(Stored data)
--

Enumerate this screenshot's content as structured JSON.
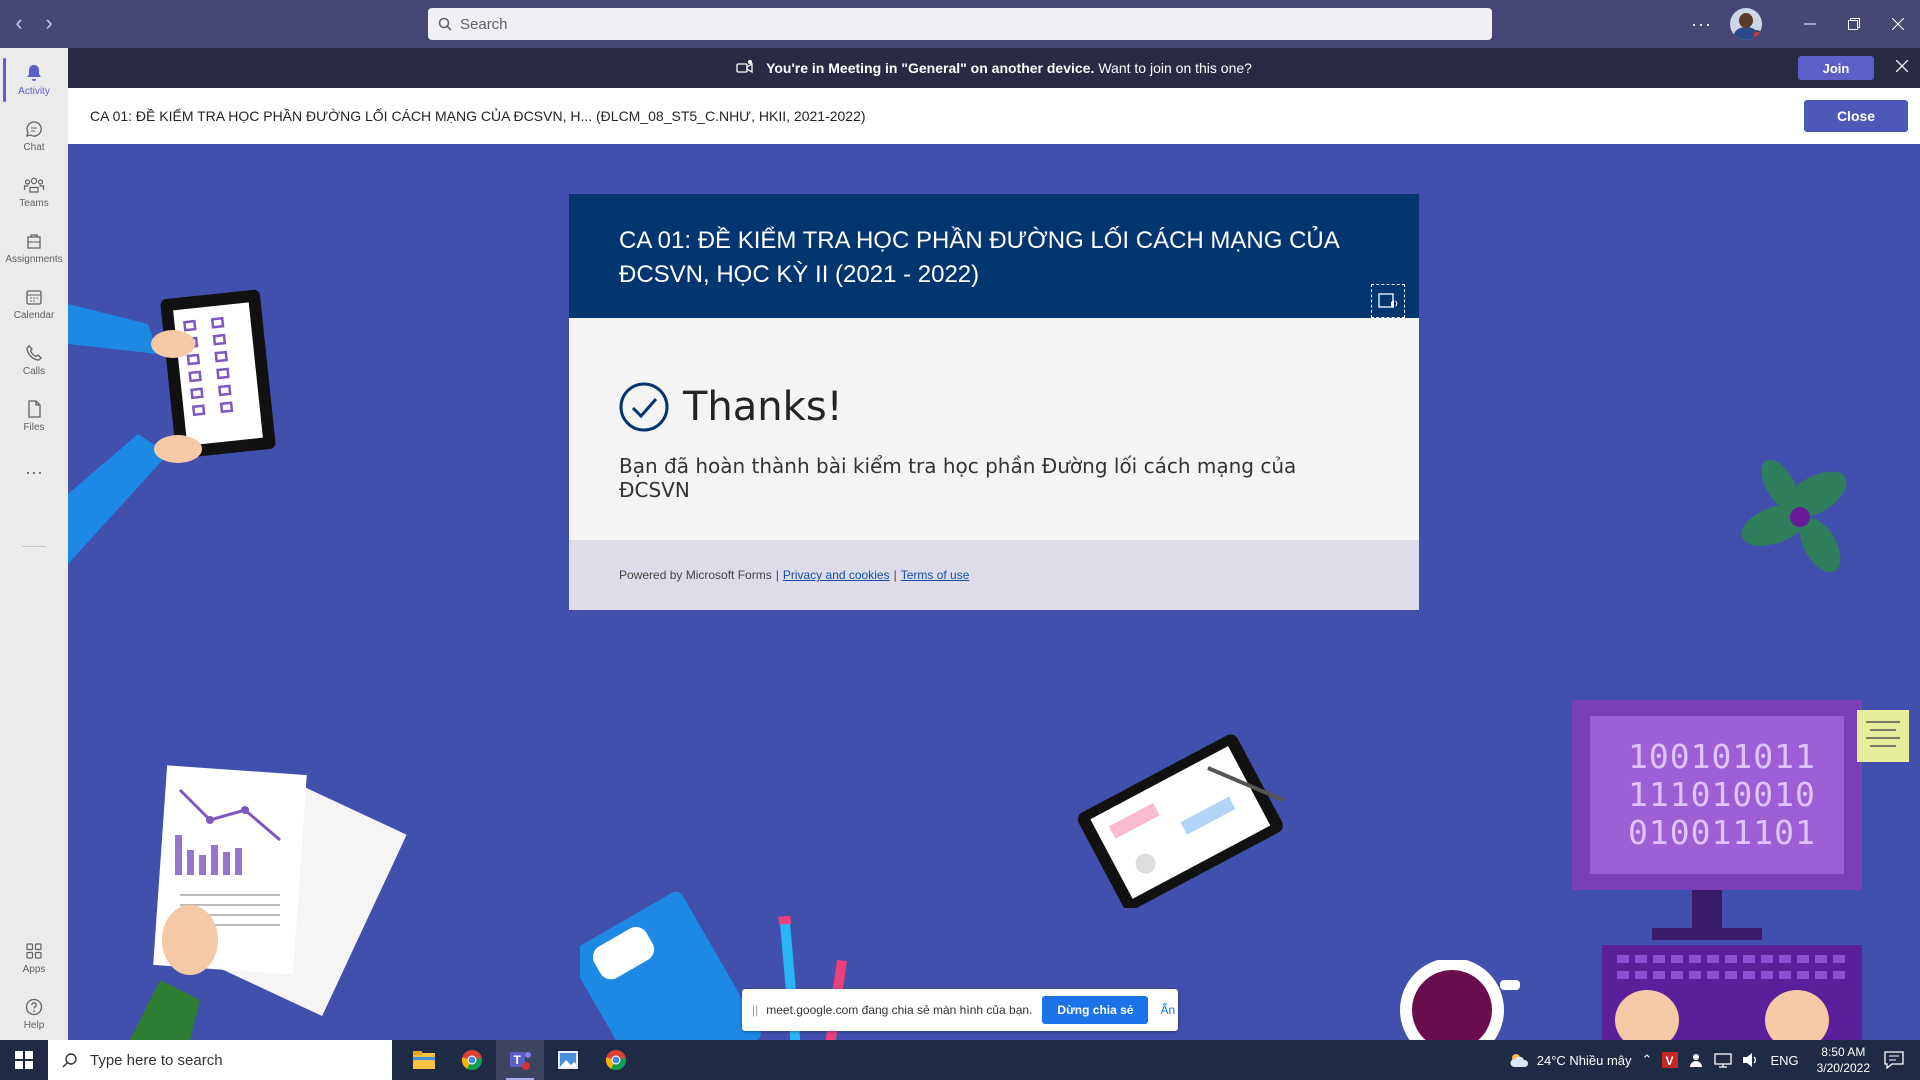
{
  "titlebar": {
    "search_placeholder": "Search",
    "more": "···"
  },
  "rail": {
    "items": [
      {
        "label": "Activity",
        "icon": "bell-icon"
      },
      {
        "label": "Chat",
        "icon": "chat-icon"
      },
      {
        "label": "Teams",
        "icon": "teams-icon"
      },
      {
        "label": "Assignments",
        "icon": "assignments-icon"
      },
      {
        "label": "Calendar",
        "icon": "calendar-icon"
      },
      {
        "label": "Calls",
        "icon": "phone-icon"
      },
      {
        "label": "Files",
        "icon": "file-icon"
      }
    ],
    "more": "···",
    "bottom": [
      {
        "label": "Apps",
        "icon": "apps-icon"
      },
      {
        "label": "Help",
        "icon": "help-icon"
      }
    ]
  },
  "banner": {
    "bold": "You're in Meeting in \"General\" on another device.",
    "text": "Want to join on this one?",
    "join": "Join"
  },
  "header": {
    "title": "CA 01: ĐỀ KIỂM TRA HỌC PHẦN ĐƯỜNG LỐI CÁCH MẠNG CỦA ĐCSVN, H... (ĐLCM_08_ST5_C.NHƯ, HKII, 2021-2022)",
    "close": "Close"
  },
  "form": {
    "title_line1": "CA 01: ĐỀ KIỂM TRA HỌC PHẦN ĐƯỜNG LỐI CÁCH MẠNG CỦA",
    "title_line2": "ĐCSVN, HỌC KỲ II (2021 - 2022)",
    "thanks": "Thanks!",
    "message": "Bạn đã hoàn thành bài kiểm tra học phần Đường lối cách mạng của ĐCSVN",
    "powered": "Powered by Microsoft Forms",
    "sep": "|",
    "privacy": "Privacy and cookies",
    "terms": "Terms of use"
  },
  "decor": {
    "binary1": "100101011",
    "binary2": "111010010",
    "binary3": "010011101"
  },
  "sharebar": {
    "grip": "||",
    "text": "meet.google.com đang chia sẻ màn hình của bạn.",
    "stop": "Dừng chia sẻ",
    "hide": "Ẩn"
  },
  "taskbar": {
    "search_placeholder": "Type here to search",
    "weather": "24°C  Nhiều mây",
    "lang": "ENG",
    "time": "8:50 AM",
    "date": "3/20/2022"
  },
  "colors": {
    "teams_purple": "#464775",
    "accent": "#5b5fc7",
    "form_header": "#033671",
    "background": "#4250ad"
  }
}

--

▶ _EXERCISE DETAILS_:
All of the data above should be quoted exactly, except for the pictures.

▶ _FINISHED TASK_:
Enumerate this screenshot's content as structured JSON.
{
  "titlebar": {
    "search_placeholder": "Search",
    "more": "···"
  },
  "rail": {
    "items": [
      {
        "label": "Activity",
        "icon": "bell-icon"
      },
      {
        "label": "Chat",
        "icon": "chat-icon"
      },
      {
        "label": "Teams",
        "icon": "teams-icon"
      },
      {
        "label": "Assignments",
        "icon": "assignments-icon"
      },
      {
        "label": "Calendar",
        "icon": "calendar-icon"
      },
      {
        "label": "Calls",
        "icon": "phone-icon"
      },
      {
        "label": "Files",
        "icon": "file-icon"
      }
    ],
    "more": "···",
    "bottom": [
      {
        "label": "Apps",
        "icon": "apps-icon"
      },
      {
        "label": "Help",
        "icon": "help-icon"
      }
    ]
  },
  "banner": {
    "bold": "You're in Meeting in \"General\" on another device.",
    "text": "Want to join on this one?",
    "join": "Join"
  },
  "header": {
    "title": "CA 01: ĐỀ KIỂM TRA HỌC PHẦN ĐƯỜNG LỐI CÁCH MẠNG CỦA ĐCSVN, H... (ĐLCM_08_ST5_C.NHƯ, HKII, 2021-2022)",
    "close": "Close"
  },
  "form": {
    "title_line1": "CA 01: ĐỀ KIỂM TRA HỌC PHẦN ĐƯỜNG LỐI CÁCH MẠNG CỦA",
    "title_line2": "ĐCSVN, HỌC KỲ II (2021 - 2022)",
    "thanks": "Thanks!",
    "message": "Bạn đã hoàn thành bài kiểm tra học phần Đường lối cách mạng của ĐCSVN",
    "powered": "Powered by Microsoft Forms",
    "sep": "|",
    "privacy": "Privacy and cookies",
    "terms": "Terms of use"
  },
  "decor": {
    "binary1": "100101011",
    "binary2": "111010010",
    "binary3": "010011101"
  },
  "sharebar": {
    "grip": "||",
    "text": "meet.google.com đang chia sẻ màn hình của bạn.",
    "stop": "Dừng chia sẻ",
    "hide": "Ẩn"
  },
  "taskbar": {
    "search_placeholder": "Type here to search",
    "weather": "24°C  Nhiều mây",
    "lang": "ENG",
    "time": "8:50 AM",
    "date": "3/20/2022"
  },
  "colors": {
    "teams_purple": "#464775",
    "accent": "#5b5fc7",
    "form_header": "#033671",
    "background": "#4250ad"
  }
}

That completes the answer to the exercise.